Records provided =>
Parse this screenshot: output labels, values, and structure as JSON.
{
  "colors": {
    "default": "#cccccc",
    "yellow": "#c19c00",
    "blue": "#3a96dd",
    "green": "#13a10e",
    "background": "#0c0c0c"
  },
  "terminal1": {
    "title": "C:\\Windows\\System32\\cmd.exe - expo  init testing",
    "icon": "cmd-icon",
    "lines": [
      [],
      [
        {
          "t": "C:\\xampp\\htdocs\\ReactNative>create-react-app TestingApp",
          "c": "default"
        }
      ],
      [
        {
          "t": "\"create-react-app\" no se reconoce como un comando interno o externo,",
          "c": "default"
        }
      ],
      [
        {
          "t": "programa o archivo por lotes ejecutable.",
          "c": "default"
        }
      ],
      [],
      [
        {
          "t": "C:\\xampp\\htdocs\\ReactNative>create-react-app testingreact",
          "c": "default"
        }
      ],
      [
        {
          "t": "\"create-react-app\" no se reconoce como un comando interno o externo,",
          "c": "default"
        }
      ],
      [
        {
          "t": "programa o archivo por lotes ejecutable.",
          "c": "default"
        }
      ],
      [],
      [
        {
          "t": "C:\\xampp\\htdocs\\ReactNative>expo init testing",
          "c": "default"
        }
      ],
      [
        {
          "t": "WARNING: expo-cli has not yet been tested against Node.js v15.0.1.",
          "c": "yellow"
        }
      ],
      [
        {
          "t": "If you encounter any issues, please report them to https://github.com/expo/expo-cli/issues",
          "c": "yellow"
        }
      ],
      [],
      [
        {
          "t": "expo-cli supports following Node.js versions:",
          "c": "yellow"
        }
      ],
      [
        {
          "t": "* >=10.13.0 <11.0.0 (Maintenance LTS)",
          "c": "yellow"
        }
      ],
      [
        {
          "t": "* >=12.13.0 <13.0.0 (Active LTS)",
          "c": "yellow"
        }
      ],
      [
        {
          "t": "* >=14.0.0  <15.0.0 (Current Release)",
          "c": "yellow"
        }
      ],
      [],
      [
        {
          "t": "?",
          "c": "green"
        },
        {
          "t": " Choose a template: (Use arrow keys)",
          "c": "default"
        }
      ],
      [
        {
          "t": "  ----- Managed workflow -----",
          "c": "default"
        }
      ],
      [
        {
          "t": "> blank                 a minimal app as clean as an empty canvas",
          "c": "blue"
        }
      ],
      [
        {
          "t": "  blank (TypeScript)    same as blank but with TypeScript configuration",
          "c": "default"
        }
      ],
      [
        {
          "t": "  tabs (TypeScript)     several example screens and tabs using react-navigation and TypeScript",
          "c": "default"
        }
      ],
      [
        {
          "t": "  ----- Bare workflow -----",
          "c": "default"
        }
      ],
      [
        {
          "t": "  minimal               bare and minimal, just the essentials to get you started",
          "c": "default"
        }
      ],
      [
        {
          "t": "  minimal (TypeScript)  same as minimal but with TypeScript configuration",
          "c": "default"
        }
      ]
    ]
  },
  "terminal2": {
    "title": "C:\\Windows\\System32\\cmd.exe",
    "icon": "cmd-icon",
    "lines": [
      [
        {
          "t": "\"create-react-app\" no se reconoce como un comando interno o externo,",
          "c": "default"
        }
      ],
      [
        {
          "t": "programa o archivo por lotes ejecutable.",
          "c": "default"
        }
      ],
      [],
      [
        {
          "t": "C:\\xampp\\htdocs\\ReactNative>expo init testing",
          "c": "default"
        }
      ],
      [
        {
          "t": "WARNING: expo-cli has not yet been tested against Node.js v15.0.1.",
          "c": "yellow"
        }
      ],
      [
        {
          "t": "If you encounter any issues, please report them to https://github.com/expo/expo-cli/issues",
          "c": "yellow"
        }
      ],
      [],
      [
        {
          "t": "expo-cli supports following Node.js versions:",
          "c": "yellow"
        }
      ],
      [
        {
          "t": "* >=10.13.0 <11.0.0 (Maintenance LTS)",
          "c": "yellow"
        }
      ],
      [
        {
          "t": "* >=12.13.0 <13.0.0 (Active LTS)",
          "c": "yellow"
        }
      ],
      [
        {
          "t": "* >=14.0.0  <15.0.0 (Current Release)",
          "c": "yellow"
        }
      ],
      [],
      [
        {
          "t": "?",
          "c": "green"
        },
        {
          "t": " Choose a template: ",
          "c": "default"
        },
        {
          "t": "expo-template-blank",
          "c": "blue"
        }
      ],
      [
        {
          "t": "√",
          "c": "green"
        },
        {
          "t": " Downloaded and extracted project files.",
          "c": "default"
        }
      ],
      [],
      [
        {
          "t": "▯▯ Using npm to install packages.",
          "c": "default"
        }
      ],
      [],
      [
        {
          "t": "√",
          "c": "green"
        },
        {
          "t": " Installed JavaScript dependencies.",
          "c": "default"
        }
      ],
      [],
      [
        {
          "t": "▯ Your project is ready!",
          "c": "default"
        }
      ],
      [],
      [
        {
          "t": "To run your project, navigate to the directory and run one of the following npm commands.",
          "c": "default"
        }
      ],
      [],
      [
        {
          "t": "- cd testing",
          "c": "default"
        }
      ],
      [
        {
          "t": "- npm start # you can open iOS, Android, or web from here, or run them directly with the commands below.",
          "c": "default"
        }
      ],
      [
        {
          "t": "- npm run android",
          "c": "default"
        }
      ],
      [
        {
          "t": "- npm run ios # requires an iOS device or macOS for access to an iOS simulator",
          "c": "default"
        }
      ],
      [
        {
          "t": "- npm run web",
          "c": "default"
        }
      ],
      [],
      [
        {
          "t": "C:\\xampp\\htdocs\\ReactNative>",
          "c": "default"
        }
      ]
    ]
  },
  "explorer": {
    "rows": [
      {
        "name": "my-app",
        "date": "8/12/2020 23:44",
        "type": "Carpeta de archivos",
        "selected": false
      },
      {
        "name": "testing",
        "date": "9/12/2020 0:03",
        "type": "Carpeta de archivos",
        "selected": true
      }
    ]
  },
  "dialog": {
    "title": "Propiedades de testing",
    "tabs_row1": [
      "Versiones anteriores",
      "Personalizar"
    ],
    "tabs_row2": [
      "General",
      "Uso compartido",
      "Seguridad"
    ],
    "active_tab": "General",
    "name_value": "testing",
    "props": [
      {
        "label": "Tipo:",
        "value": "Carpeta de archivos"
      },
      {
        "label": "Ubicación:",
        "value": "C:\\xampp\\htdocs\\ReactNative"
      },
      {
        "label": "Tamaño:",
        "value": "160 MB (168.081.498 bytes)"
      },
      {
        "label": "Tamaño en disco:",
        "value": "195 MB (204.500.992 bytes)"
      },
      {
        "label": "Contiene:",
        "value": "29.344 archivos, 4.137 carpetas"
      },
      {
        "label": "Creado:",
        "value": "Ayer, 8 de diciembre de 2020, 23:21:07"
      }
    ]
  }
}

What to work on => Each record must be repeated exactly as it is.

Worked answer =>
Parse this screenshot: output labels, values, and structure as JSON.
{
  "colors": {
    "default": "#cccccc",
    "yellow": "#c19c00",
    "blue": "#3a96dd",
    "green": "#13a10e",
    "background": "#0c0c0c"
  },
  "terminal1": {
    "title": "C:\\Windows\\System32\\cmd.exe - expo  init testing",
    "icon": "cmd-icon",
    "lines": [
      [],
      [
        {
          "t": "C:\\xampp\\htdocs\\ReactNative>create-react-app TestingApp",
          "c": "default"
        }
      ],
      [
        {
          "t": "\"create-react-app\" no se reconoce como un comando interno o externo,",
          "c": "default"
        }
      ],
      [
        {
          "t": "programa o archivo por lotes ejecutable.",
          "c": "default"
        }
      ],
      [],
      [
        {
          "t": "C:\\xampp\\htdocs\\ReactNative>create-react-app testingreact",
          "c": "default"
        }
      ],
      [
        {
          "t": "\"create-react-app\" no se reconoce como un comando interno o externo,",
          "c": "default"
        }
      ],
      [
        {
          "t": "programa o archivo por lotes ejecutable.",
          "c": "default"
        }
      ],
      [],
      [
        {
          "t": "C:\\xampp\\htdocs\\ReactNative>expo init testing",
          "c": "default"
        }
      ],
      [
        {
          "t": "WARNING: expo-cli has not yet been tested against Node.js v15.0.1.",
          "c": "yellow"
        }
      ],
      [
        {
          "t": "If you encounter any issues, please report them to https://github.com/expo/expo-cli/issues",
          "c": "yellow"
        }
      ],
      [],
      [
        {
          "t": "expo-cli supports following Node.js versions:",
          "c": "yellow"
        }
      ],
      [
        {
          "t": "* >=10.13.0 <11.0.0 (Maintenance LTS)",
          "c": "yellow"
        }
      ],
      [
        {
          "t": "* >=12.13.0 <13.0.0 (Active LTS)",
          "c": "yellow"
        }
      ],
      [
        {
          "t": "* >=14.0.0  <15.0.0 (Current Release)",
          "c": "yellow"
        }
      ],
      [],
      [
        {
          "t": "?",
          "c": "green"
        },
        {
          "t": " Choose a template: (Use arrow keys)",
          "c": "default"
        }
      ],
      [
        {
          "t": "  ----- Managed workflow -----",
          "c": "default"
        }
      ],
      [
        {
          "t": "> blank                 a minimal app as clean as an empty canvas",
          "c": "blue"
        }
      ],
      [
        {
          "t": "  blank (TypeScript)    same as blank but with TypeScript configuration",
          "c": "default"
        }
      ],
      [
        {
          "t": "  tabs (TypeScript)     several example screens and tabs using react-navigation and TypeScript",
          "c": "default"
        }
      ],
      [
        {
          "t": "  ----- Bare workflow -----",
          "c": "default"
        }
      ],
      [
        {
          "t": "  minimal               bare and minimal, just the essentials to get you started",
          "c": "default"
        }
      ],
      [
        {
          "t": "  minimal (TypeScript)  same as minimal but with TypeScript configuration",
          "c": "default"
        }
      ]
    ]
  },
  "terminal2": {
    "title": "C:\\Windows\\System32\\cmd.exe",
    "icon": "cmd-icon",
    "lines": [
      [
        {
          "t": "\"create-react-app\" no se reconoce como un comando interno o externo,",
          "c": "default"
        }
      ],
      [
        {
          "t": "programa o archivo por lotes ejecutable.",
          "c": "default"
        }
      ],
      [],
      [
        {
          "t": "C:\\xampp\\htdocs\\ReactNative>expo init testing",
          "c": "default"
        }
      ],
      [
        {
          "t": "WARNING: expo-cli has not yet been tested against Node.js v15.0.1.",
          "c": "yellow"
        }
      ],
      [
        {
          "t": "If you encounter any issues, please report them to https://github.com/expo/expo-cli/issues",
          "c": "yellow"
        }
      ],
      [],
      [
        {
          "t": "expo-cli supports following Node.js versions:",
          "c": "yellow"
        }
      ],
      [
        {
          "t": "* >=10.13.0 <11.0.0 (Maintenance LTS)",
          "c": "yellow"
        }
      ],
      [
        {
          "t": "* >=12.13.0 <13.0.0 (Active LTS)",
          "c": "yellow"
        }
      ],
      [
        {
          "t": "* >=14.0.0  <15.0.0 (Current Release)",
          "c": "yellow"
        }
      ],
      [],
      [
        {
          "t": "?",
          "c": "green"
        },
        {
          "t": " Choose a template: ",
          "c": "default"
        },
        {
          "t": "expo-template-blank",
          "c": "blue"
        }
      ],
      [
        {
          "t": "√",
          "c": "green"
        },
        {
          "t": " Downloaded and extracted project files.",
          "c": "default"
        }
      ],
      [],
      [
        {
          "t": "▯▯ Using npm to install packages.",
          "c": "default"
        }
      ],
      [],
      [
        {
          "t": "√",
          "c": "green"
        },
        {
          "t": " Installed JavaScript dependencies.",
          "c": "default"
        }
      ],
      [],
      [
        {
          "t": "▯ Your project is ready!",
          "c": "default"
        }
      ],
      [],
      [
        {
          "t": "To run your project, navigate to the directory and run one of the following npm commands.",
          "c": "default"
        }
      ],
      [],
      [
        {
          "t": "- cd testing",
          "c": "default"
        }
      ],
      [
        {
          "t": "- npm start # you can open iOS, Android, or web from here, or run them directly with the commands below.",
          "c": "default"
        }
      ],
      [
        {
          "t": "- npm run android",
          "c": "default"
        }
      ],
      [
        {
          "t": "- npm run ios # requires an iOS device or macOS for access to an iOS simulator",
          "c": "default"
        }
      ],
      [
        {
          "t": "- npm run web",
          "c": "default"
        }
      ],
      [],
      [
        {
          "t": "C:\\xampp\\htdocs\\ReactNative>",
          "c": "default"
        }
      ]
    ]
  },
  "explorer": {
    "rows": [
      {
        "name": "my-app",
        "date": "8/12/2020 23:44",
        "type": "Carpeta de archivos",
        "selected": false
      },
      {
        "name": "testing",
        "date": "9/12/2020 0:03",
        "type": "Carpeta de archivos",
        "selected": true
      }
    ]
  },
  "dialog": {
    "title": "Propiedades de testing",
    "tabs_row1": [
      "Versiones anteriores",
      "Personalizar"
    ],
    "tabs_row2": [
      "General",
      "Uso compartido",
      "Seguridad"
    ],
    "active_tab": "General",
    "name_value": "testing",
    "props": [
      {
        "label": "Tipo:",
        "value": "Carpeta de archivos"
      },
      {
        "label": "Ubicación:",
        "value": "C:\\xampp\\htdocs\\ReactNative"
      },
      {
        "label": "Tamaño:",
        "value": "160 MB (168.081.498 bytes)"
      },
      {
        "label": "Tamaño en disco:",
        "value": "195 MB (204.500.992 bytes)"
      },
      {
        "label": "Contiene:",
        "value": "29.344 archivos, 4.137 carpetas"
      },
      {
        "label": "Creado:",
        "value": "Ayer, 8 de diciembre de 2020, 23:21:07"
      }
    ]
  }
}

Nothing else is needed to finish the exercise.